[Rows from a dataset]
###
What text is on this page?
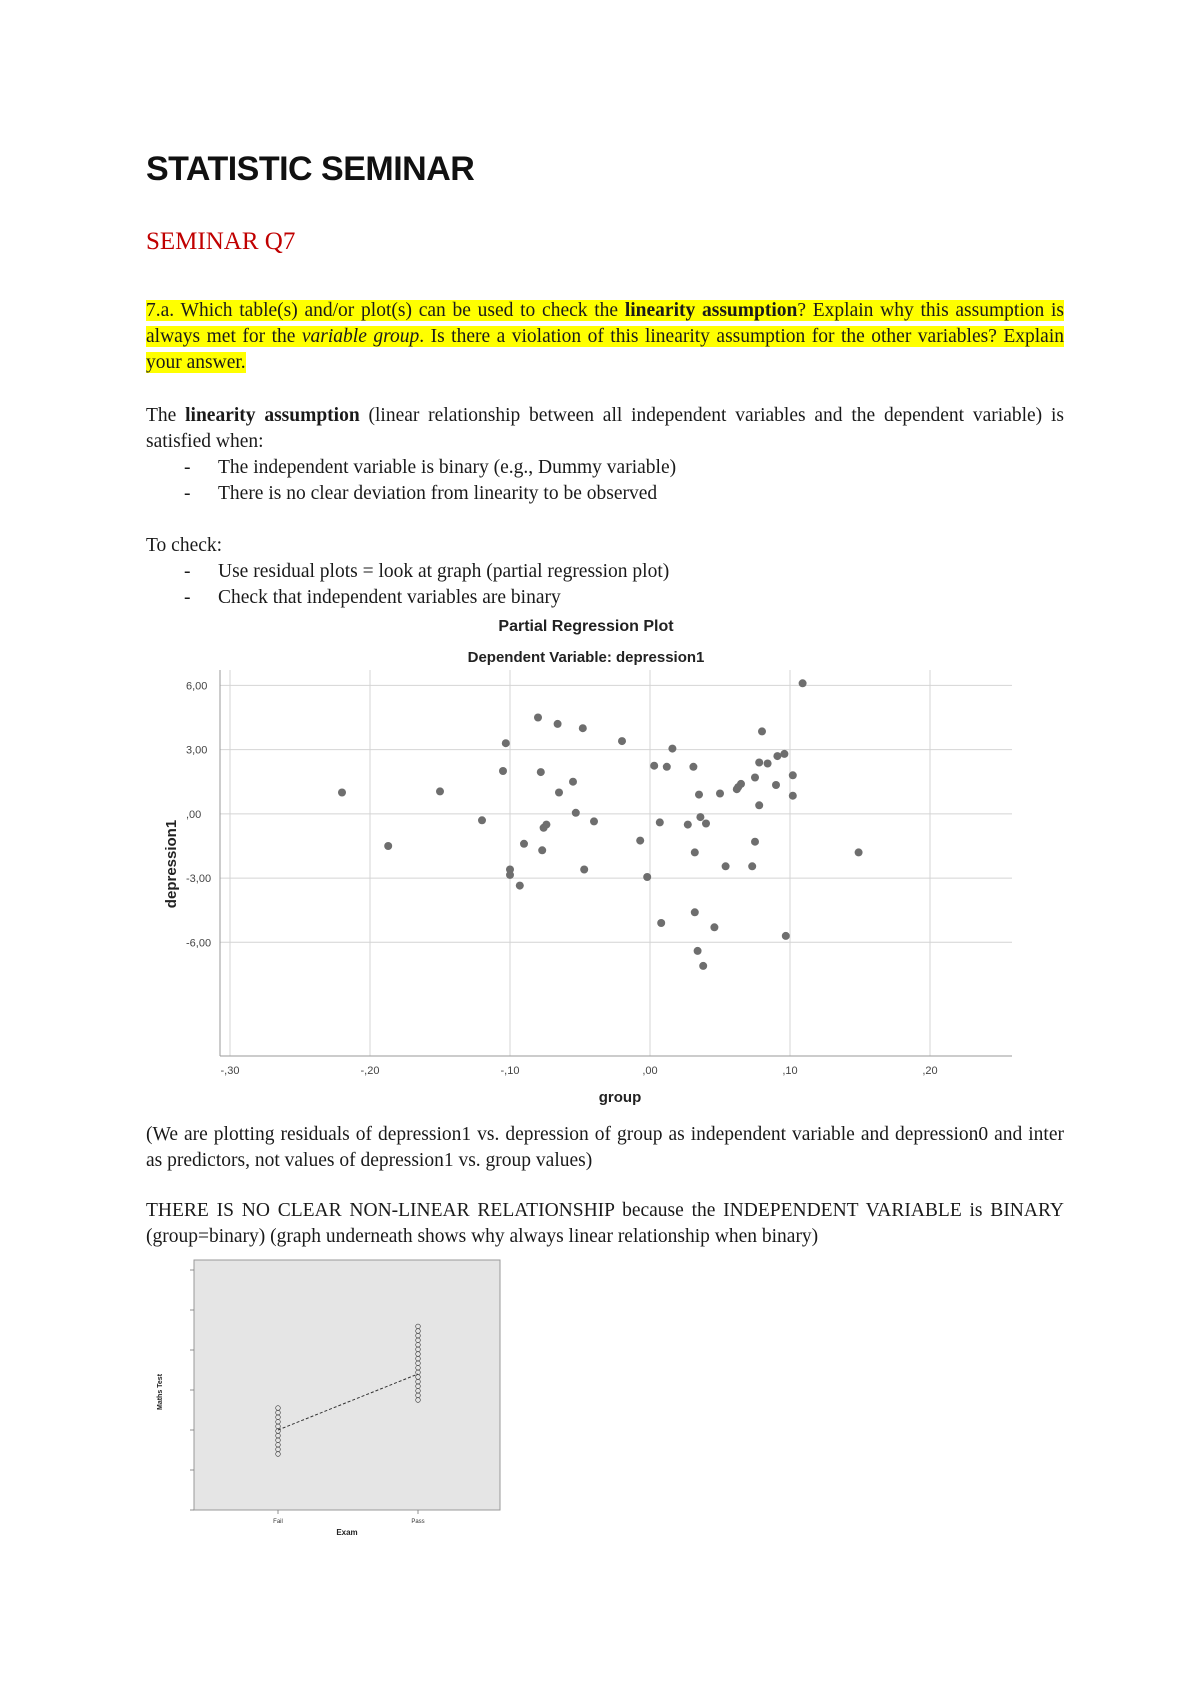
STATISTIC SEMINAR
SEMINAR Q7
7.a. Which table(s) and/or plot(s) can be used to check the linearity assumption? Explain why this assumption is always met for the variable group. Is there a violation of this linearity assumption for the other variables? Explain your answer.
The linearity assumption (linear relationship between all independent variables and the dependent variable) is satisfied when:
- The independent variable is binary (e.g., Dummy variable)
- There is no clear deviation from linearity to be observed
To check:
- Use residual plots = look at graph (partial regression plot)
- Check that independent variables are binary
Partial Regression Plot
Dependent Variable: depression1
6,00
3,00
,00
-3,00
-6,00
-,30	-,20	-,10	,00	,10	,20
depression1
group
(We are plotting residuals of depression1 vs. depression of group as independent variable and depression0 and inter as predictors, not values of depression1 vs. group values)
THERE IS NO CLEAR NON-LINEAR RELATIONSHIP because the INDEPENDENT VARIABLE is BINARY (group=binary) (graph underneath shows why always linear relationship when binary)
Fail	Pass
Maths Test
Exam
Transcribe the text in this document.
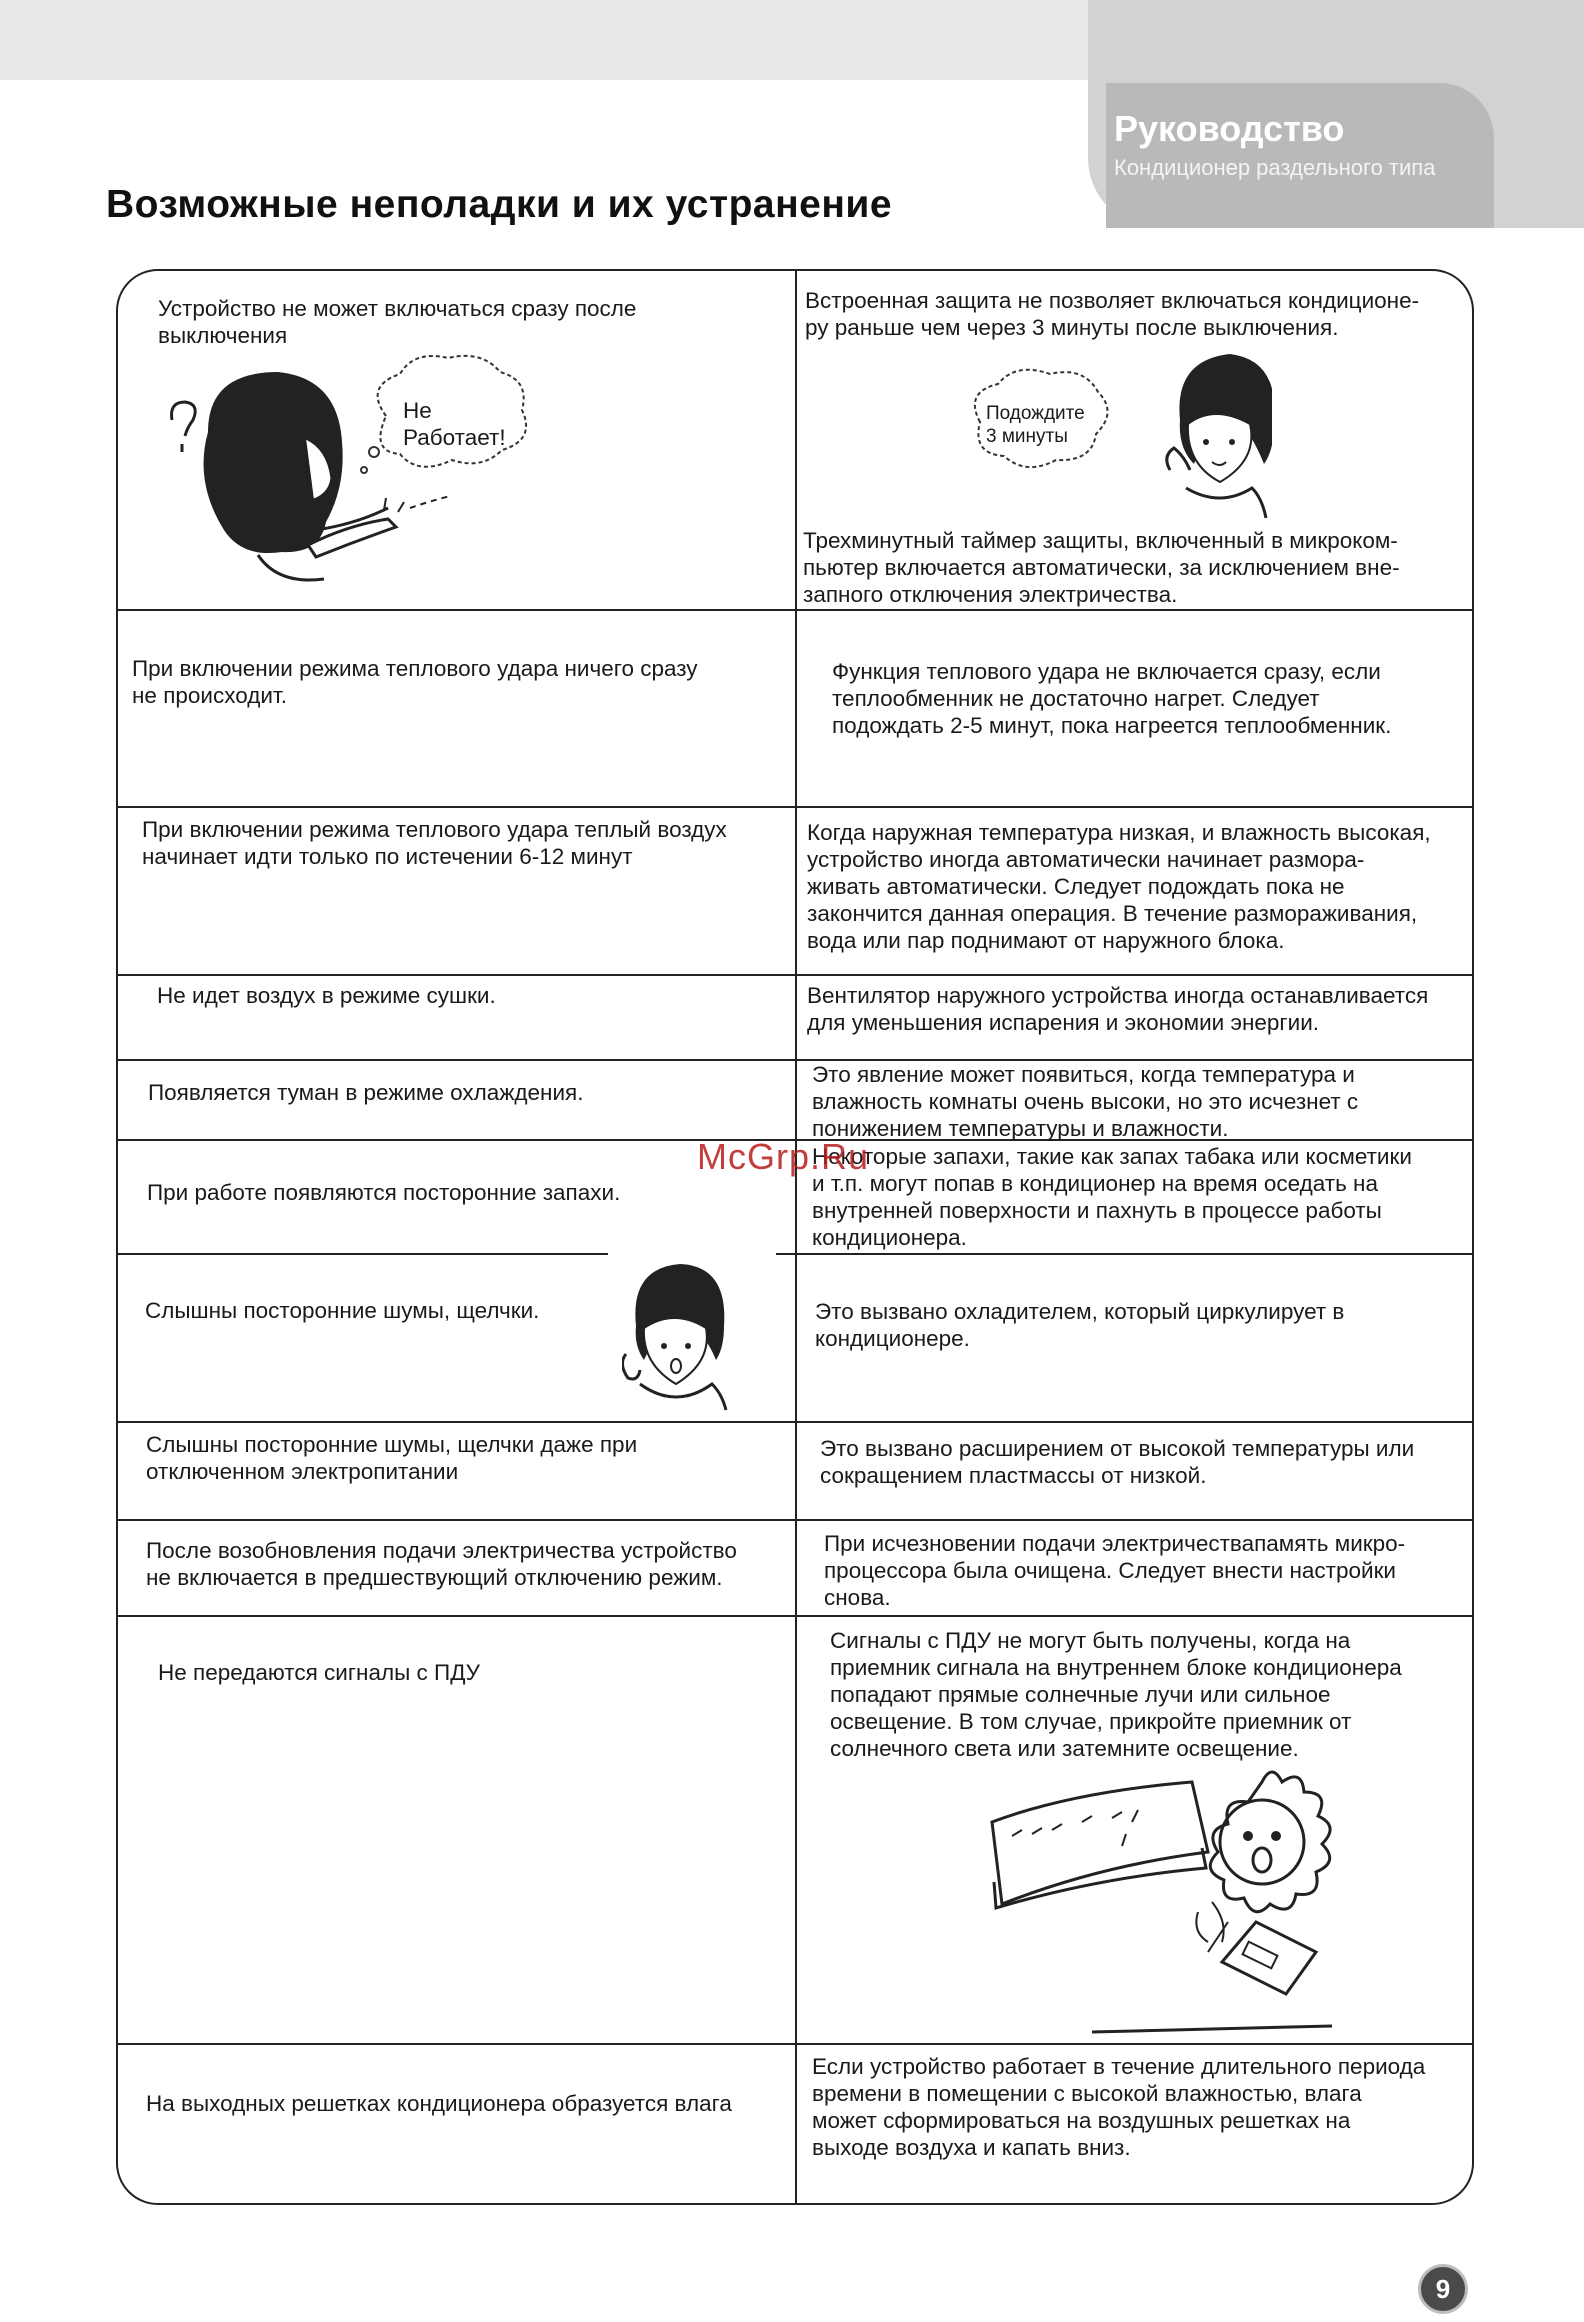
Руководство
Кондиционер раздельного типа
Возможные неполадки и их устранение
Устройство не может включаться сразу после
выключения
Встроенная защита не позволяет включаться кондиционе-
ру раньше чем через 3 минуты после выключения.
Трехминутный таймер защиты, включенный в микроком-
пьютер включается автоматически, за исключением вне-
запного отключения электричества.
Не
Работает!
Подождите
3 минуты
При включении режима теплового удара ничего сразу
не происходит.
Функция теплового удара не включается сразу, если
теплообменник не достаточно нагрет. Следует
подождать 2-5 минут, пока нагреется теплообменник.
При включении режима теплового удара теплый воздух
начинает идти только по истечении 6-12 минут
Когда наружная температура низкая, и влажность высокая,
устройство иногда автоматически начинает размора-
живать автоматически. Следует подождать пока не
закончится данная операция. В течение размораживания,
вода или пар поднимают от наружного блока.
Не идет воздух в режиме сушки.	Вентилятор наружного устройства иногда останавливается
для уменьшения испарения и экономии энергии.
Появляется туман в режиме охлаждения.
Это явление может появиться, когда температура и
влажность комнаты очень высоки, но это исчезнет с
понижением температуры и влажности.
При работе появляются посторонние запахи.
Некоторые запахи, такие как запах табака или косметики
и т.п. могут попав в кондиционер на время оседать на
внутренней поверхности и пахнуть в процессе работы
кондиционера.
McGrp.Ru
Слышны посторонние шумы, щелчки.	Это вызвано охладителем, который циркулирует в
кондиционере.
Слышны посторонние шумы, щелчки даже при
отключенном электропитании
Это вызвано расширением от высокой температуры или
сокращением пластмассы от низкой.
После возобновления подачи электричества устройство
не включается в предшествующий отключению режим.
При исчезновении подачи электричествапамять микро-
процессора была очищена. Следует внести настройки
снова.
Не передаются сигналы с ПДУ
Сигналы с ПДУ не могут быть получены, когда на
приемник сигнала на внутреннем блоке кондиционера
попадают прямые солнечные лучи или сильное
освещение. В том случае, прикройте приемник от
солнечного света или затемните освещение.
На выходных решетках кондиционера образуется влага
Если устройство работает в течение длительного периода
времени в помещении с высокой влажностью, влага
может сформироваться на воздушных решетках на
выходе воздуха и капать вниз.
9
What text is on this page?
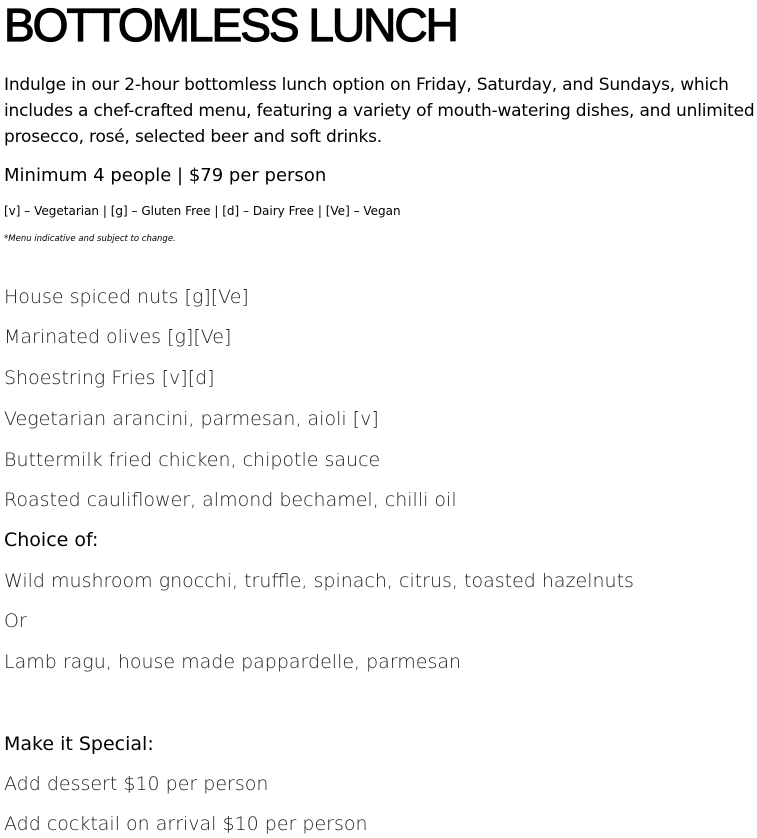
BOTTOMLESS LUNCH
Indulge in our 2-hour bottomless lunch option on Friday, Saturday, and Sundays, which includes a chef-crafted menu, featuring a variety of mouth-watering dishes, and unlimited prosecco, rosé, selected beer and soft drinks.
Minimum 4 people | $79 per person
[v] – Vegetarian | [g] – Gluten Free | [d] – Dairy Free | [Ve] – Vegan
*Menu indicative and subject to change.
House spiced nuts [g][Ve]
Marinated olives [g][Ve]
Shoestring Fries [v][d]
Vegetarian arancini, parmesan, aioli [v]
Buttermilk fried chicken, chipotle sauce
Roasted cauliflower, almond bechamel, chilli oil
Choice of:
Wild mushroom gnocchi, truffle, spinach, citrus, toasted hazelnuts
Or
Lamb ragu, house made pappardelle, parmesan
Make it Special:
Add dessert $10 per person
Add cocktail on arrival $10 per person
###
[REQUIRED WORK]
Ignore the images and quote every line of the listing exactly.

[EXERCISE RESULT]
What text is on this page?
STATISTIC SEMINAR
SEMINAR Q7
7.a. Which table(s) and/or plot(s) can be used to check the linearity assumption? Explain why this assumption is always met for the variable group. Is there a violation of this linearity assumption for the other variables? Explain your answer.
The linearity assumption (linear relationship between all independent variables and the dependent variable) is satisfied when:
- The independent variable is binary (e.g., Dummy variable)
- There is no clear deviation from linearity to be observed
To check:
- Use residual plots = look at graph (partial regression plot)
- Check that independent variables are binary
Partial Regression Plot
Dependent Variable: depression1
6,00
3,00
,00
-3,00
-6,00
-,30	-,20	-,10	,00	,10	,20
depression1
group
(We are plotting residuals of depression1 vs. depression of group as independent variable and depression0 and inter as predictors, not values of depression1 vs. group values)
THERE IS NO CLEAR NON-LINEAR RELATIONSHIP because the INDEPENDENT VARIABLE is BINARY (group=binary) (graph underneath shows why always linear relationship when binary)
Fail	Pass
Maths Test
Exam
Transcribe the text in this document.
Руководство
Кондиционер раздельного типа
Возможные неполадки и их устранение
Устройство не может включаться сразу после
выключения
Встроенная защита не позволяет включаться кондиционе-
ру раньше чем через 3 минуты после выключения.
Трехминутный таймер защиты, включенный в микроком-
пьютер включается автоматически, за исключением вне-
запного отключения электричества.
Не
Работает!
Подождите
3 минуты
При включении режима теплового удара ничего сразу
не происходит.
Функция теплового удара не включается сразу, если
теплообменник не достаточно нагрет. Следует
подождать 2-5 минут, пока нагреется теплообменник.
При включении режима теплового удара теплый воздух
начинает идти только по истечении 6-12 минут
Когда наружная температура низкая, и влажность высокая,
устройство иногда автоматически начинает размора-
живать автоматически. Следует подождать пока не
закончится данная операция. В течение размораживания,
вода или пар поднимают от наружного блока.
Не идет воздух в режиме сушки.	Вентилятор наружного устройства иногда останавливается
для уменьшения испарения и экономии энергии.
Появляется туман в режиме охлаждения.
Это явление может появиться, когда температура и
влажность комнаты очень высоки, но это исчезнет с
понижением температуры и влажности.
При работе появляются посторонние запахи.
Некоторые запахи, такие как запах табака или косметики
и т.п. могут попав в кондиционер на время оседать на
внутренней поверхности и пахнуть в процессе работы
кондиционера.
McGrp.Ru
Слышны посторонние шумы, щелчки.	Это вызвано охладителем, который циркулирует в
кондиционере.
Слышны посторонние шумы, щелчки даже при
отключенном электропитании
Это вызвано расширением от высокой температуры или
сокращением пластмассы от низкой.
После возобновления подачи электричества устройство
не включается в предшествующий отключению режим.
При исчезновении подачи электричествапамять микро-
процессора была очищена. Следует внести настройки
снова.
Не передаются сигналы с ПДУ
Сигналы с ПДУ не могут быть получены, когда на
приемник сигнала на внутреннем блоке кондиционера
попадают прямые солнечные лучи или сильное
освещение. В том случае, прикройте приемник от
солнечного света или затемните освещение.
На выходных решетках кондиционера образуется влага
Если устройство работает в течение длительного периода
времени в помещении с высокой влажностью, влага
может сформироваться на воздушных решетках на
выходе воздуха и капать вниз.
9
What text is on this page?
BOTTOMLESS LUNCH
Indulge in our 2-hour bottomless lunch option on Friday, Saturday, and Sundays, which includes a chef-crafted menu, featuring a variety of mouth-watering dishes, and unlimited prosecco, rosé, selected beer and soft drinks.
Minimum 4 people | $79 per person
[v] – Vegetarian | [g] – Gluten Free | [d] – Dairy Free | [Ve] – Vegan
*Menu indicative and subject to change.
House spiced nuts [g][Ve]
Marinated olives [g][Ve]
Shoestring Fries [v][d]
Vegetarian arancini, parmesan, aioli [v]
Buttermilk fried chicken, chipotle sauce
Roasted cauliflower, almond bechamel, chilli oil
Choice of:
Wild mushroom gnocchi, truffle, spinach, citrus, toasted hazelnuts
Or
Lamb ragu, house made pappardelle, parmesan
Make it Special:
Add dessert $10 per person
Add cocktail on arrival $10 per person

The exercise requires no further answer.